Objective: Transcribe the records below exactly, leaving out any pictures.
begin Data extract
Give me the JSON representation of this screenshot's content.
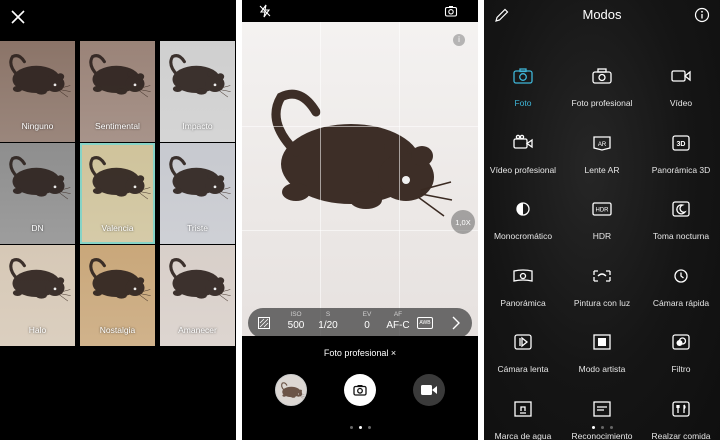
{
  "filters_panel": {
    "close_icon": "close-icon",
    "filters": [
      {
        "label": "Ninguno",
        "tone": "#8b7468"
      },
      {
        "label": "Sentimental",
        "tone": "#9a8378"
      },
      {
        "label": "Impacto",
        "tone": "#cfcfcf"
      },
      {
        "label": "DN",
        "tone": "#8e8e8e"
      },
      {
        "label": "Valencia",
        "tone": "#cfc39b"
      },
      {
        "label": "Triste",
        "tone": "#c7c9cf"
      },
      {
        "label": "Halo",
        "tone": "#d6c8b6"
      },
      {
        "label": "Nostalgia",
        "tone": "#c9a77a"
      },
      {
        "label": "Amanecer",
        "tone": "#d8cfc9"
      }
    ]
  },
  "camera_panel": {
    "top_icons": [
      "flash-off-icon",
      "switch-camera-icon"
    ],
    "pro_controls": [
      {
        "label": "ISO",
        "value": "500"
      },
      {
        "label": "S",
        "value": "1/20"
      },
      {
        "label": "EV",
        "value": "0"
      },
      {
        "label": "AF",
        "value": "AF-C"
      }
    ],
    "zoom_label": "1,0X",
    "mode_label": "Foto profesional ×",
    "accent": "#ffffff"
  },
  "modes_panel": {
    "title": "Modos",
    "accent": "#3fb6d8",
    "modes": [
      {
        "label": "Foto",
        "icon": "camera-icon",
        "active": true
      },
      {
        "label": "Foto profesional",
        "icon": "pro-camera-icon"
      },
      {
        "label": "Vídeo",
        "icon": "video-icon"
      },
      {
        "label": "Vídeo profesional",
        "icon": "pro-video-icon"
      },
      {
        "label": "Lente AR",
        "icon": "ar-lens-icon"
      },
      {
        "label": "Panorámica 3D",
        "icon": "3d-icon"
      },
      {
        "label": "Monocromático",
        "icon": "monochrome-icon"
      },
      {
        "label": "HDR",
        "icon": "hdr-icon"
      },
      {
        "label": "Toma nocturna",
        "icon": "night-icon"
      },
      {
        "label": "Panorámica",
        "icon": "panorama-icon"
      },
      {
        "label": "Pintura con luz",
        "icon": "light-painting-icon"
      },
      {
        "label": "Cámara rápida",
        "icon": "time-lapse-icon"
      },
      {
        "label": "Cámara lenta",
        "icon": "slow-motion-icon"
      },
      {
        "label": "Modo artista",
        "icon": "artist-icon"
      },
      {
        "label": "Filtro",
        "icon": "filter-icon"
      },
      {
        "label": "Marca de agua",
        "icon": "watermark-icon"
      },
      {
        "label": "Reconocimiento",
        "icon": "document-scan-icon"
      },
      {
        "label": "Realzar comida",
        "icon": "food-icon"
      }
    ]
  }
}
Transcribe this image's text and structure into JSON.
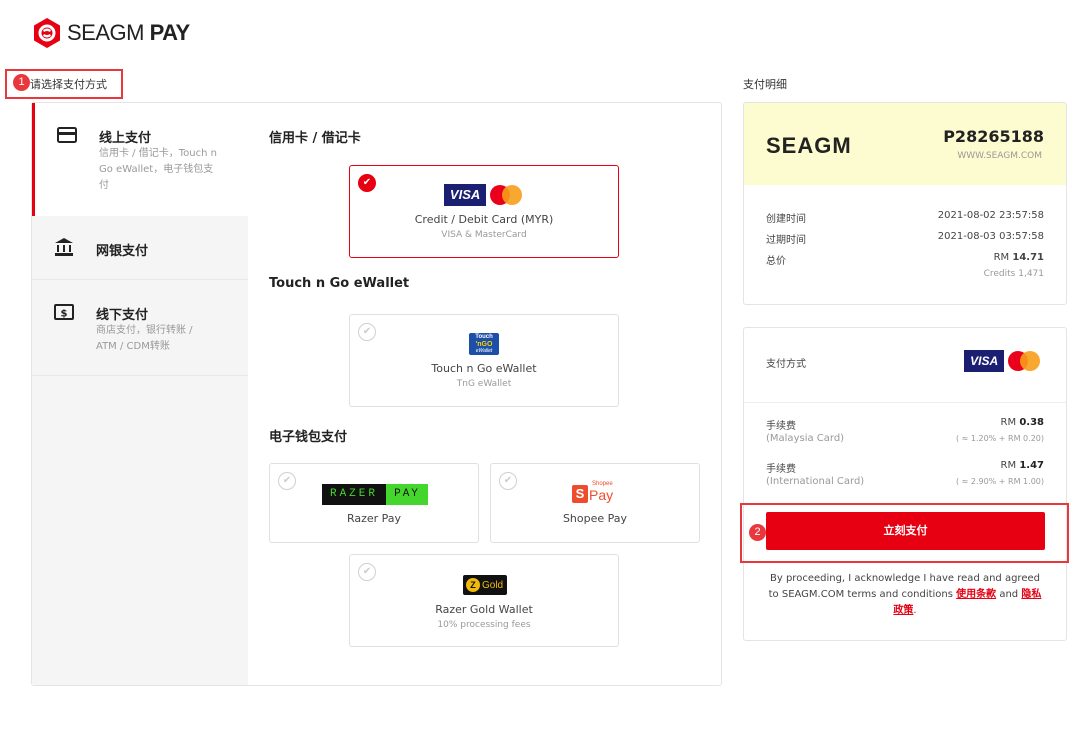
{
  "header": {
    "logo_text_light": "SEAGM",
    "logo_text_bold": "PAY"
  },
  "step1": {
    "badge": "1",
    "title": "请选择支付方式"
  },
  "step2": {
    "badge": "2"
  },
  "sidebar": {
    "items": [
      {
        "icon": "credit-card-icon",
        "label": "线上支付",
        "desc": "信用卡 / 借记卡，Touch n Go eWallet，电子钱包支付"
      },
      {
        "icon": "bank-icon",
        "label": "网银支付",
        "desc": ""
      },
      {
        "icon": "cash-icon",
        "label": "线下支付",
        "desc": "商店支付，银行转账 / ATM / CDM转账"
      }
    ]
  },
  "sections": {
    "credit": {
      "title": "信用卡 / 借记卡",
      "name": "Credit / Debit Card (MYR)",
      "sub": "VISA & MasterCard",
      "visa": "VISA"
    },
    "tng": {
      "title": "Touch n Go eWallet",
      "name": "Touch n Go eWallet",
      "sub": "TnG eWallet",
      "logo_top": "Touch",
      "logo_mid": "'nGO",
      "logo_bottom": "eWallet"
    },
    "ewallet": {
      "title": "电子钱包支付",
      "razer": {
        "name": "Razer Pay",
        "logo_left": "RAZER",
        "logo_right": "PAY"
      },
      "shopee": {
        "name": "Shopee Pay",
        "logo_s": "S",
        "logo_small": "Shopee",
        "logo_pay": "Pay"
      },
      "gold": {
        "name": "Razer Gold Wallet",
        "sub": "10% processing fees",
        "logo_z": "Z",
        "logo_text": "Gold"
      }
    }
  },
  "right": {
    "title": "支付明细",
    "receipt": {
      "logo": "SEAGM",
      "order_no": "P28265188",
      "site": "WWW.SEAGM.COM",
      "created_label": "创建时间",
      "created_value": "2021-08-02 23:57:58",
      "expire_label": "过期时间",
      "expire_value": "2021-08-03 03:57:58",
      "total_label": "总价",
      "total_currency": "RM",
      "total_amount": "14.71",
      "credits_label": "Credits",
      "credits_value": "1,471"
    },
    "payment": {
      "method_label": "支付方式",
      "visa": "VISA",
      "fee1_label": "手续费",
      "fee1_sub": "(Malaysia Card)",
      "fee1_currency": "RM",
      "fee1_amount": "0.38",
      "fee1_note": "( ≈ 1.20% + RM 0.20)",
      "fee2_label": "手续费",
      "fee2_sub": "(International Card)",
      "fee2_currency": "RM",
      "fee2_amount": "1.47",
      "fee2_note": "( ≈ 2.90% + RM 1.00)",
      "pay_button": "立刻支付"
    },
    "terms": {
      "text1": "By proceeding, I acknowledge I have read and agreed to SEAGM.COM terms and conditions",
      "link1": "使用条款",
      "and": "and",
      "link2": "隐私政策",
      "end": "."
    }
  },
  "colors": {
    "accent": "#e60012",
    "annotation": "#e8383d",
    "receipt_bg": "#fdfbd0",
    "visa_blue": "#1a1f71"
  }
}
end Data extract
Answer to this exercise:
Give me the JSON representation of this screenshot's content.
{
  "filters_panel": {
    "close_icon": "close-icon",
    "filters": [
      {
        "label": "Ninguno",
        "tone": "#8b7468"
      },
      {
        "label": "Sentimental",
        "tone": "#9a8378"
      },
      {
        "label": "Impacto",
        "tone": "#cfcfcf"
      },
      {
        "label": "DN",
        "tone": "#8e8e8e"
      },
      {
        "label": "Valencia",
        "tone": "#cfc39b"
      },
      {
        "label": "Triste",
        "tone": "#c7c9cf"
      },
      {
        "label": "Halo",
        "tone": "#d6c8b6"
      },
      {
        "label": "Nostalgia",
        "tone": "#c9a77a"
      },
      {
        "label": "Amanecer",
        "tone": "#d8cfc9"
      }
    ]
  },
  "camera_panel": {
    "top_icons": [
      "flash-off-icon",
      "switch-camera-icon"
    ],
    "pro_controls": [
      {
        "label": "ISO",
        "value": "500"
      },
      {
        "label": "S",
        "value": "1/20"
      },
      {
        "label": "EV",
        "value": "0"
      },
      {
        "label": "AF",
        "value": "AF-C"
      }
    ],
    "zoom_label": "1,0X",
    "mode_label": "Foto profesional ×",
    "accent": "#ffffff"
  },
  "modes_panel": {
    "title": "Modos",
    "accent": "#3fb6d8",
    "modes": [
      {
        "label": "Foto",
        "icon": "camera-icon",
        "active": true
      },
      {
        "label": "Foto profesional",
        "icon": "pro-camera-icon"
      },
      {
        "label": "Vídeo",
        "icon": "video-icon"
      },
      {
        "label": "Vídeo profesional",
        "icon": "pro-video-icon"
      },
      {
        "label": "Lente AR",
        "icon": "ar-lens-icon"
      },
      {
        "label": "Panorámica 3D",
        "icon": "3d-icon"
      },
      {
        "label": "Monocromático",
        "icon": "monochrome-icon"
      },
      {
        "label": "HDR",
        "icon": "hdr-icon"
      },
      {
        "label": "Toma nocturna",
        "icon": "night-icon"
      },
      {
        "label": "Panorámica",
        "icon": "panorama-icon"
      },
      {
        "label": "Pintura con luz",
        "icon": "light-painting-icon"
      },
      {
        "label": "Cámara rápida",
        "icon": "time-lapse-icon"
      },
      {
        "label": "Cámara lenta",
        "icon": "slow-motion-icon"
      },
      {
        "label": "Modo artista",
        "icon": "artist-icon"
      },
      {
        "label": "Filtro",
        "icon": "filter-icon"
      },
      {
        "label": "Marca de agua",
        "icon": "watermark-icon"
      },
      {
        "label": "Reconocimiento",
        "icon": "document-scan-icon"
      },
      {
        "label": "Realzar comida",
        "icon": "food-icon"
      }
    ]
  }
}
Transcribe this image's text and structure into JSON.
{
  "header": {
    "logo_text_light": "SEAGM",
    "logo_text_bold": "PAY"
  },
  "step1": {
    "badge": "1",
    "title": "请选择支付方式"
  },
  "step2": {
    "badge": "2"
  },
  "sidebar": {
    "items": [
      {
        "icon": "credit-card-icon",
        "label": "线上支付",
        "desc": "信用卡 / 借记卡，Touch n Go eWallet，电子钱包支付"
      },
      {
        "icon": "bank-icon",
        "label": "网银支付",
        "desc": ""
      },
      {
        "icon": "cash-icon",
        "label": "线下支付",
        "desc": "商店支付，银行转账 / ATM / CDM转账"
      }
    ]
  },
  "sections": {
    "credit": {
      "title": "信用卡 / 借记卡",
      "name": "Credit / Debit Card (MYR)",
      "sub": "VISA & MasterCard",
      "visa": "VISA"
    },
    "tng": {
      "title": "Touch n Go eWallet",
      "name": "Touch n Go eWallet",
      "sub": "TnG eWallet",
      "logo_top": "Touch",
      "logo_mid": "'nGO",
      "logo_bottom": "eWallet"
    },
    "ewallet": {
      "title": "电子钱包支付",
      "razer": {
        "name": "Razer Pay",
        "logo_left": "RAZER",
        "logo_right": "PAY"
      },
      "shopee": {
        "name": "Shopee Pay",
        "logo_s": "S",
        "logo_small": "Shopee",
        "logo_pay": "Pay"
      },
      "gold": {
        "name": "Razer Gold Wallet",
        "sub": "10% processing fees",
        "logo_z": "Z",
        "logo_text": "Gold"
      }
    }
  },
  "right": {
    "title": "支付明细",
    "receipt": {
      "logo": "SEAGM",
      "order_no": "P28265188",
      "site": "WWW.SEAGM.COM",
      "created_label": "创建时间",
      "created_value": "2021-08-02 23:57:58",
      "expire_label": "过期时间",
      "expire_value": "2021-08-03 03:57:58",
      "total_label": "总价",
      "total_currency": "RM",
      "total_amount": "14.71",
      "credits_label": "Credits",
      "credits_value": "1,471"
    },
    "payment": {
      "method_label": "支付方式",
      "visa": "VISA",
      "fee1_label": "手续费",
      "fee1_sub": "(Malaysia Card)",
      "fee1_currency": "RM",
      "fee1_amount": "0.38",
      "fee1_note": "( ≈ 1.20% + RM 0.20)",
      "fee2_label": "手续费",
      "fee2_sub": "(International Card)",
      "fee2_currency": "RM",
      "fee2_amount": "1.47",
      "fee2_note": "( ≈ 2.90% + RM 1.00)",
      "pay_button": "立刻支付"
    },
    "terms": {
      "text1": "By proceeding, I acknowledge I have read and agreed to SEAGM.COM terms and conditions",
      "link1": "使用条款",
      "and": "and",
      "link2": "隐私政策",
      "end": "."
    }
  },
  "colors": {
    "accent": "#e60012",
    "annotation": "#e8383d",
    "receipt_bg": "#fdfbd0",
    "visa_blue": "#1a1f71"
  }
}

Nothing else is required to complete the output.